Give an exact transcription of every line, dropping the images.

Dataset records
________
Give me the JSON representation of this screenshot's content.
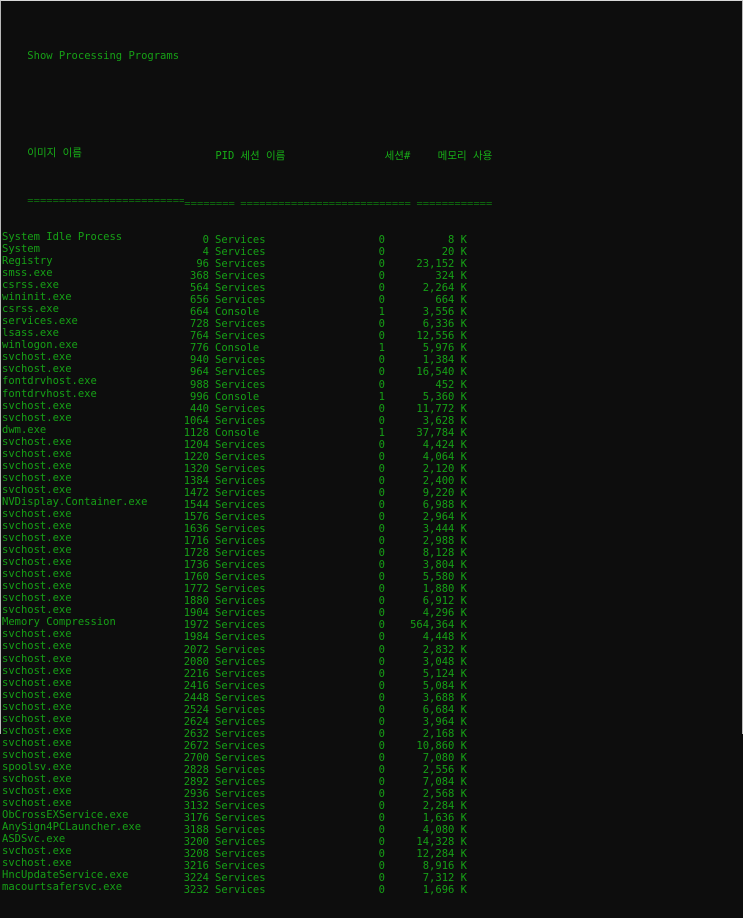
{
  "window": {
    "title_line": "Show Processing Programs",
    "background_color": "#0d0d0d",
    "text_color": "#16a016"
  },
  "table": {
    "headers": {
      "image_name": "이미지 이름",
      "pid": "PID",
      "session_name": "세션 이름",
      "session_num": "세션#",
      "mem_usage": "메모리 사용"
    },
    "separators": {
      "image_name": "=========================",
      "pid": "========",
      "session_name": "================",
      "session_num": "===========",
      "mem_usage": "============"
    },
    "rows": [
      {
        "name": "System Idle Process",
        "pid": "0",
        "session": "Services",
        "num": "0",
        "mem": "8 K"
      },
      {
        "name": "System",
        "pid": "4",
        "session": "Services",
        "num": "0",
        "mem": "20 K"
      },
      {
        "name": "Registry",
        "pid": "96",
        "session": "Services",
        "num": "0",
        "mem": "23,152 K"
      },
      {
        "name": "smss.exe",
        "pid": "368",
        "session": "Services",
        "num": "0",
        "mem": "324 K"
      },
      {
        "name": "csrss.exe",
        "pid": "564",
        "session": "Services",
        "num": "0",
        "mem": "2,264 K"
      },
      {
        "name": "wininit.exe",
        "pid": "656",
        "session": "Services",
        "num": "0",
        "mem": "664 K"
      },
      {
        "name": "csrss.exe",
        "pid": "664",
        "session": "Console",
        "num": "1",
        "mem": "3,556 K"
      },
      {
        "name": "services.exe",
        "pid": "728",
        "session": "Services",
        "num": "0",
        "mem": "6,336 K"
      },
      {
        "name": "lsass.exe",
        "pid": "764",
        "session": "Services",
        "num": "0",
        "mem": "12,556 K"
      },
      {
        "name": "winlogon.exe",
        "pid": "776",
        "session": "Console",
        "num": "1",
        "mem": "5,976 K"
      },
      {
        "name": "svchost.exe",
        "pid": "940",
        "session": "Services",
        "num": "0",
        "mem": "1,384 K"
      },
      {
        "name": "svchost.exe",
        "pid": "964",
        "session": "Services",
        "num": "0",
        "mem": "16,540 K"
      },
      {
        "name": "fontdrvhost.exe",
        "pid": "988",
        "session": "Services",
        "num": "0",
        "mem": "452 K"
      },
      {
        "name": "fontdrvhost.exe",
        "pid": "996",
        "session": "Console",
        "num": "1",
        "mem": "5,360 K"
      },
      {
        "name": "svchost.exe",
        "pid": "440",
        "session": "Services",
        "num": "0",
        "mem": "11,772 K"
      },
      {
        "name": "svchost.exe",
        "pid": "1064",
        "session": "Services",
        "num": "0",
        "mem": "3,628 K"
      },
      {
        "name": "dwm.exe",
        "pid": "1128",
        "session": "Console",
        "num": "1",
        "mem": "37,784 K"
      },
      {
        "name": "svchost.exe",
        "pid": "1204",
        "session": "Services",
        "num": "0",
        "mem": "4,424 K"
      },
      {
        "name": "svchost.exe",
        "pid": "1220",
        "session": "Services",
        "num": "0",
        "mem": "4,064 K"
      },
      {
        "name": "svchost.exe",
        "pid": "1320",
        "session": "Services",
        "num": "0",
        "mem": "2,120 K"
      },
      {
        "name": "svchost.exe",
        "pid": "1384",
        "session": "Services",
        "num": "0",
        "mem": "2,400 K"
      },
      {
        "name": "svchost.exe",
        "pid": "1472",
        "session": "Services",
        "num": "0",
        "mem": "9,220 K"
      },
      {
        "name": "NVDisplay.Container.exe",
        "pid": "1544",
        "session": "Services",
        "num": "0",
        "mem": "6,988 K"
      },
      {
        "name": "svchost.exe",
        "pid": "1576",
        "session": "Services",
        "num": "0",
        "mem": "2,964 K"
      },
      {
        "name": "svchost.exe",
        "pid": "1636",
        "session": "Services",
        "num": "0",
        "mem": "3,444 K"
      },
      {
        "name": "svchost.exe",
        "pid": "1716",
        "session": "Services",
        "num": "0",
        "mem": "2,988 K"
      },
      {
        "name": "svchost.exe",
        "pid": "1728",
        "session": "Services",
        "num": "0",
        "mem": "8,128 K"
      },
      {
        "name": "svchost.exe",
        "pid": "1736",
        "session": "Services",
        "num": "0",
        "mem": "3,804 K"
      },
      {
        "name": "svchost.exe",
        "pid": "1760",
        "session": "Services",
        "num": "0",
        "mem": "5,580 K"
      },
      {
        "name": "svchost.exe",
        "pid": "1772",
        "session": "Services",
        "num": "0",
        "mem": "1,880 K"
      },
      {
        "name": "svchost.exe",
        "pid": "1880",
        "session": "Services",
        "num": "0",
        "mem": "6,912 K"
      },
      {
        "name": "svchost.exe",
        "pid": "1904",
        "session": "Services",
        "num": "0",
        "mem": "4,296 K"
      },
      {
        "name": "Memory Compression",
        "pid": "1972",
        "session": "Services",
        "num": "0",
        "mem": "564,364 K"
      },
      {
        "name": "svchost.exe",
        "pid": "1984",
        "session": "Services",
        "num": "0",
        "mem": "4,448 K"
      },
      {
        "name": "svchost.exe",
        "pid": "2072",
        "session": "Services",
        "num": "0",
        "mem": "2,832 K"
      },
      {
        "name": "svchost.exe",
        "pid": "2080",
        "session": "Services",
        "num": "0",
        "mem": "3,048 K"
      },
      {
        "name": "svchost.exe",
        "pid": "2216",
        "session": "Services",
        "num": "0",
        "mem": "5,124 K"
      },
      {
        "name": "svchost.exe",
        "pid": "2416",
        "session": "Services",
        "num": "0",
        "mem": "5,084 K"
      },
      {
        "name": "svchost.exe",
        "pid": "2448",
        "session": "Services",
        "num": "0",
        "mem": "3,688 K"
      },
      {
        "name": "svchost.exe",
        "pid": "2524",
        "session": "Services",
        "num": "0",
        "mem": "6,684 K"
      },
      {
        "name": "svchost.exe",
        "pid": "2624",
        "session": "Services",
        "num": "0",
        "mem": "3,964 K"
      },
      {
        "name": "svchost.exe",
        "pid": "2632",
        "session": "Services",
        "num": "0",
        "mem": "2,168 K"
      },
      {
        "name": "svchost.exe",
        "pid": "2672",
        "session": "Services",
        "num": "0",
        "mem": "10,860 K"
      },
      {
        "name": "svchost.exe",
        "pid": "2700",
        "session": "Services",
        "num": "0",
        "mem": "7,080 K"
      },
      {
        "name": "spoolsv.exe",
        "pid": "2828",
        "session": "Services",
        "num": "0",
        "mem": "2,556 K"
      },
      {
        "name": "svchost.exe",
        "pid": "2892",
        "session": "Services",
        "num": "0",
        "mem": "7,084 K"
      },
      {
        "name": "svchost.exe",
        "pid": "2936",
        "session": "Services",
        "num": "0",
        "mem": "2,568 K"
      },
      {
        "name": "svchost.exe",
        "pid": "3132",
        "session": "Services",
        "num": "0",
        "mem": "2,284 K"
      },
      {
        "name": "ObCrossEXService.exe",
        "pid": "3176",
        "session": "Services",
        "num": "0",
        "mem": "1,636 K"
      },
      {
        "name": "AnySign4PCLauncher.exe",
        "pid": "3188",
        "session": "Services",
        "num": "0",
        "mem": "4,080 K"
      },
      {
        "name": "ASDSvc.exe",
        "pid": "3200",
        "session": "Services",
        "num": "0",
        "mem": "14,328 K"
      },
      {
        "name": "svchost.exe",
        "pid": "3208",
        "session": "Services",
        "num": "0",
        "mem": "12,284 K"
      },
      {
        "name": "svchost.exe",
        "pid": "3216",
        "session": "Services",
        "num": "0",
        "mem": "8,916 K"
      },
      {
        "name": "HncUpdateService.exe",
        "pid": "3224",
        "session": "Services",
        "num": "0",
        "mem": "7,312 K"
      },
      {
        "name": "macourtsafersvc.exe",
        "pid": "3232",
        "session": "Services",
        "num": "0",
        "mem": "1,696 K"
      }
    ]
  }
}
________
* _COMPLETED TASK_:
Give me the JSON representation of this screenshot's content.
{
  "window": {
    "title_line": "Show Processing Programs",
    "background_color": "#0d0d0d",
    "text_color": "#16a016"
  },
  "table": {
    "headers": {
      "image_name": "이미지 이름",
      "pid": "PID",
      "session_name": "세션 이름",
      "session_num": "세션#",
      "mem_usage": "메모리 사용"
    },
    "separators": {
      "image_name": "=========================",
      "pid": "========",
      "session_name": "================",
      "session_num": "===========",
      "mem_usage": "============"
    },
    "rows": [
      {
        "name": "System Idle Process",
        "pid": "0",
        "session": "Services",
        "num": "0",
        "mem": "8 K"
      },
      {
        "name": "System",
        "pid": "4",
        "session": "Services",
        "num": "0",
        "mem": "20 K"
      },
      {
        "name": "Registry",
        "pid": "96",
        "session": "Services",
        "num": "0",
        "mem": "23,152 K"
      },
      {
        "name": "smss.exe",
        "pid": "368",
        "session": "Services",
        "num": "0",
        "mem": "324 K"
      },
      {
        "name": "csrss.exe",
        "pid": "564",
        "session": "Services",
        "num": "0",
        "mem": "2,264 K"
      },
      {
        "name": "wininit.exe",
        "pid": "656",
        "session": "Services",
        "num": "0",
        "mem": "664 K"
      },
      {
        "name": "csrss.exe",
        "pid": "664",
        "session": "Console",
        "num": "1",
        "mem": "3,556 K"
      },
      {
        "name": "services.exe",
        "pid": "728",
        "session": "Services",
        "num": "0",
        "mem": "6,336 K"
      },
      {
        "name": "lsass.exe",
        "pid": "764",
        "session": "Services",
        "num": "0",
        "mem": "12,556 K"
      },
      {
        "name": "winlogon.exe",
        "pid": "776",
        "session": "Console",
        "num": "1",
        "mem": "5,976 K"
      },
      {
        "name": "svchost.exe",
        "pid": "940",
        "session": "Services",
        "num": "0",
        "mem": "1,384 K"
      },
      {
        "name": "svchost.exe",
        "pid": "964",
        "session": "Services",
        "num": "0",
        "mem": "16,540 K"
      },
      {
        "name": "fontdrvhost.exe",
        "pid": "988",
        "session": "Services",
        "num": "0",
        "mem": "452 K"
      },
      {
        "name": "fontdrvhost.exe",
        "pid": "996",
        "session": "Console",
        "num": "1",
        "mem": "5,360 K"
      },
      {
        "name": "svchost.exe",
        "pid": "440",
        "session": "Services",
        "num": "0",
        "mem": "11,772 K"
      },
      {
        "name": "svchost.exe",
        "pid": "1064",
        "session": "Services",
        "num": "0",
        "mem": "3,628 K"
      },
      {
        "name": "dwm.exe",
        "pid": "1128",
        "session": "Console",
        "num": "1",
        "mem": "37,784 K"
      },
      {
        "name": "svchost.exe",
        "pid": "1204",
        "session": "Services",
        "num": "0",
        "mem": "4,424 K"
      },
      {
        "name": "svchost.exe",
        "pid": "1220",
        "session": "Services",
        "num": "0",
        "mem": "4,064 K"
      },
      {
        "name": "svchost.exe",
        "pid": "1320",
        "session": "Services",
        "num": "0",
        "mem": "2,120 K"
      },
      {
        "name": "svchost.exe",
        "pid": "1384",
        "session": "Services",
        "num": "0",
        "mem": "2,400 K"
      },
      {
        "name": "svchost.exe",
        "pid": "1472",
        "session": "Services",
        "num": "0",
        "mem": "9,220 K"
      },
      {
        "name": "NVDisplay.Container.exe",
        "pid": "1544",
        "session": "Services",
        "num": "0",
        "mem": "6,988 K"
      },
      {
        "name": "svchost.exe",
        "pid": "1576",
        "session": "Services",
        "num": "0",
        "mem": "2,964 K"
      },
      {
        "name": "svchost.exe",
        "pid": "1636",
        "session": "Services",
        "num": "0",
        "mem": "3,444 K"
      },
      {
        "name": "svchost.exe",
        "pid": "1716",
        "session": "Services",
        "num": "0",
        "mem": "2,988 K"
      },
      {
        "name": "svchost.exe",
        "pid": "1728",
        "session": "Services",
        "num": "0",
        "mem": "8,128 K"
      },
      {
        "name": "svchost.exe",
        "pid": "1736",
        "session": "Services",
        "num": "0",
        "mem": "3,804 K"
      },
      {
        "name": "svchost.exe",
        "pid": "1760",
        "session": "Services",
        "num": "0",
        "mem": "5,580 K"
      },
      {
        "name": "svchost.exe",
        "pid": "1772",
        "session": "Services",
        "num": "0",
        "mem": "1,880 K"
      },
      {
        "name": "svchost.exe",
        "pid": "1880",
        "session": "Services",
        "num": "0",
        "mem": "6,912 K"
      },
      {
        "name": "svchost.exe",
        "pid": "1904",
        "session": "Services",
        "num": "0",
        "mem": "4,296 K"
      },
      {
        "name": "Memory Compression",
        "pid": "1972",
        "session": "Services",
        "num": "0",
        "mem": "564,364 K"
      },
      {
        "name": "svchost.exe",
        "pid": "1984",
        "session": "Services",
        "num": "0",
        "mem": "4,448 K"
      },
      {
        "name": "svchost.exe",
        "pid": "2072",
        "session": "Services",
        "num": "0",
        "mem": "2,832 K"
      },
      {
        "name": "svchost.exe",
        "pid": "2080",
        "session": "Services",
        "num": "0",
        "mem": "3,048 K"
      },
      {
        "name": "svchost.exe",
        "pid": "2216",
        "session": "Services",
        "num": "0",
        "mem": "5,124 K"
      },
      {
        "name": "svchost.exe",
        "pid": "2416",
        "session": "Services",
        "num": "0",
        "mem": "5,084 K"
      },
      {
        "name": "svchost.exe",
        "pid": "2448",
        "session": "Services",
        "num": "0",
        "mem": "3,688 K"
      },
      {
        "name": "svchost.exe",
        "pid": "2524",
        "session": "Services",
        "num": "0",
        "mem": "6,684 K"
      },
      {
        "name": "svchost.exe",
        "pid": "2624",
        "session": "Services",
        "num": "0",
        "mem": "3,964 K"
      },
      {
        "name": "svchost.exe",
        "pid": "2632",
        "session": "Services",
        "num": "0",
        "mem": "2,168 K"
      },
      {
        "name": "svchost.exe",
        "pid": "2672",
        "session": "Services",
        "num": "0",
        "mem": "10,860 K"
      },
      {
        "name": "svchost.exe",
        "pid": "2700",
        "session": "Services",
        "num": "0",
        "mem": "7,080 K"
      },
      {
        "name": "spoolsv.exe",
        "pid": "2828",
        "session": "Services",
        "num": "0",
        "mem": "2,556 K"
      },
      {
        "name": "svchost.exe",
        "pid": "2892",
        "session": "Services",
        "num": "0",
        "mem": "7,084 K"
      },
      {
        "name": "svchost.exe",
        "pid": "2936",
        "session": "Services",
        "num": "0",
        "mem": "2,568 K"
      },
      {
        "name": "svchost.exe",
        "pid": "3132",
        "session": "Services",
        "num": "0",
        "mem": "2,284 K"
      },
      {
        "name": "ObCrossEXService.exe",
        "pid": "3176",
        "session": "Services",
        "num": "0",
        "mem": "1,636 K"
      },
      {
        "name": "AnySign4PCLauncher.exe",
        "pid": "3188",
        "session": "Services",
        "num": "0",
        "mem": "4,080 K"
      },
      {
        "name": "ASDSvc.exe",
        "pid": "3200",
        "session": "Services",
        "num": "0",
        "mem": "14,328 K"
      },
      {
        "name": "svchost.exe",
        "pid": "3208",
        "session": "Services",
        "num": "0",
        "mem": "12,284 K"
      },
      {
        "name": "svchost.exe",
        "pid": "3216",
        "session": "Services",
        "num": "0",
        "mem": "8,916 K"
      },
      {
        "name": "HncUpdateService.exe",
        "pid": "3224",
        "session": "Services",
        "num": "0",
        "mem": "7,312 K"
      },
      {
        "name": "macourtsafersvc.exe",
        "pid": "3232",
        "session": "Services",
        "num": "0",
        "mem": "1,696 K"
      }
    ]
  }
}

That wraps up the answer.